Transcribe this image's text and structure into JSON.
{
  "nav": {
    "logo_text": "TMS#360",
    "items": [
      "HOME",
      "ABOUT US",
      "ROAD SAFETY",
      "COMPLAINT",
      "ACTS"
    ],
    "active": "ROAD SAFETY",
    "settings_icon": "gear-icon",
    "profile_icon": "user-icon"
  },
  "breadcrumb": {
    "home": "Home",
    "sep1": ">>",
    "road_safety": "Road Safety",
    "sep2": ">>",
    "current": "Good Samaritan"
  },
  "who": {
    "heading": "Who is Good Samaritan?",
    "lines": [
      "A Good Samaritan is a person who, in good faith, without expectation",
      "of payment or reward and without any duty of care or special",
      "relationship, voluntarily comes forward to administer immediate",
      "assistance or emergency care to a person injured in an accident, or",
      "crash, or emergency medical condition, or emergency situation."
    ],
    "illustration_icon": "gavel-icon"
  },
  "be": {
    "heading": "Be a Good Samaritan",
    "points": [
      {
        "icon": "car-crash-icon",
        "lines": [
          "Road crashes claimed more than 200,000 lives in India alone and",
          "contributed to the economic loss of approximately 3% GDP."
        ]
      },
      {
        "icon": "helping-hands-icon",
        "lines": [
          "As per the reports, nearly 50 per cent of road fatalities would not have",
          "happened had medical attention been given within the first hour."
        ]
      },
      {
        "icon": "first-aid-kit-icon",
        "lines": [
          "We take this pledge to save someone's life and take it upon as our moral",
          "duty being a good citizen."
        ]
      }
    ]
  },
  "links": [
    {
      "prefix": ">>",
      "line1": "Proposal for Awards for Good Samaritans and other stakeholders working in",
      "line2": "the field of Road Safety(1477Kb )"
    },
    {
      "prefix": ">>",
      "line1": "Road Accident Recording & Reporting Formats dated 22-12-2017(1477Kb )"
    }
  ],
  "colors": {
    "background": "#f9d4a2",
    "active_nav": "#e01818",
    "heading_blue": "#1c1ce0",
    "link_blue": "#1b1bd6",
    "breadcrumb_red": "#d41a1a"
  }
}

■ ■ ■ ■ ■

THE TASK: Find how many lines in the listing contain the word "care" and give that count alone.

FINISHED ANSWER: 2